--- Written request ---
Answer with one number: the count of lines in this material that hold the word "values".

[Records from a data source]
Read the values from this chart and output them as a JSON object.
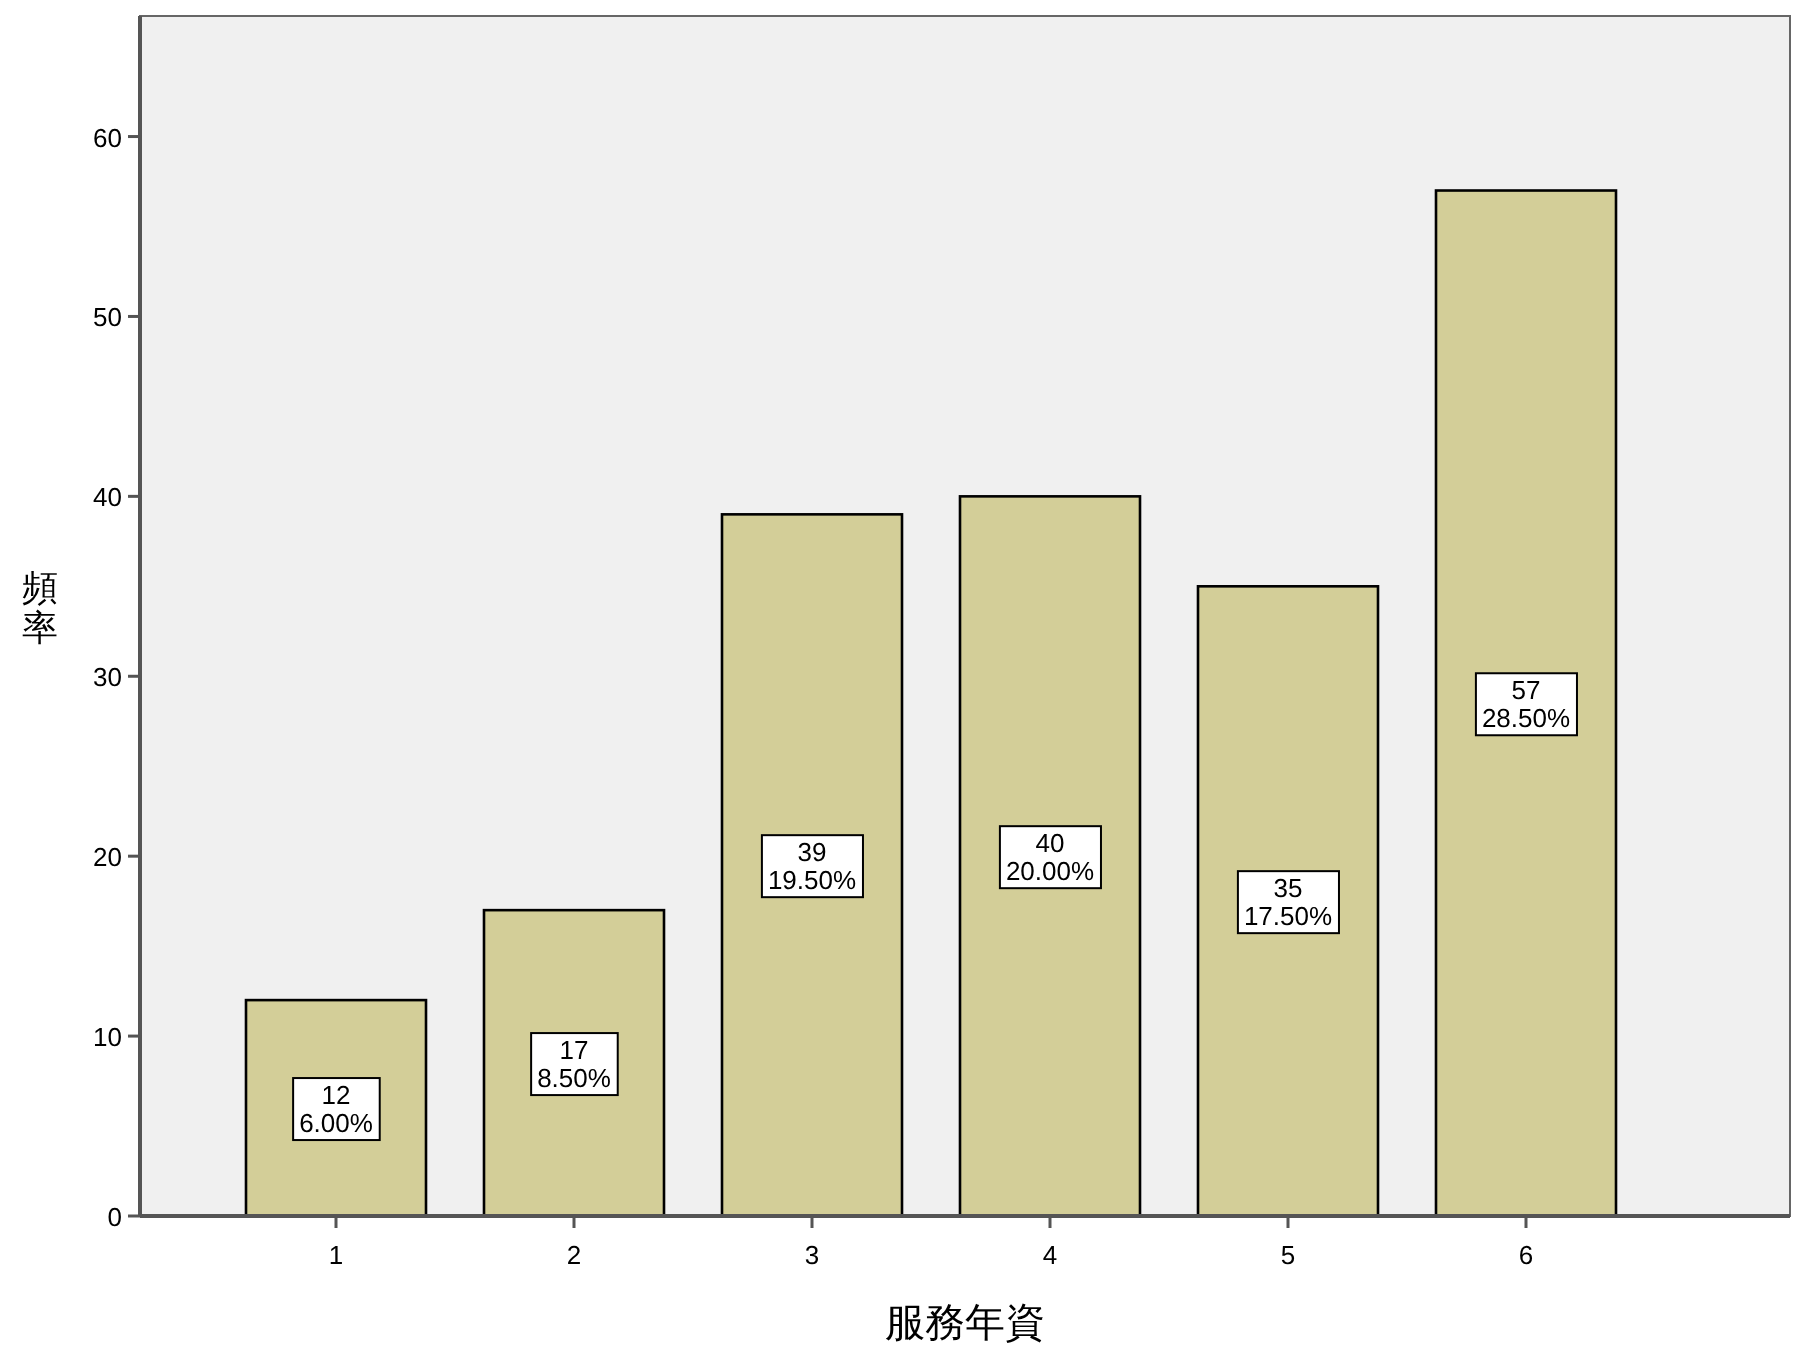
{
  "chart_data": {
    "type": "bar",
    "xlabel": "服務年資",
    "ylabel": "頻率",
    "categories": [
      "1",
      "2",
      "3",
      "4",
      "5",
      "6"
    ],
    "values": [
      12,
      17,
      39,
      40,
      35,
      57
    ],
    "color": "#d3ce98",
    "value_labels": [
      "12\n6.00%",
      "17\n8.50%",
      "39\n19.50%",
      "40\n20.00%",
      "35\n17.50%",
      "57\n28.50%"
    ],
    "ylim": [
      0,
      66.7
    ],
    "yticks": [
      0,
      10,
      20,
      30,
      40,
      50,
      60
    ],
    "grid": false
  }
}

--- Task answer ---
2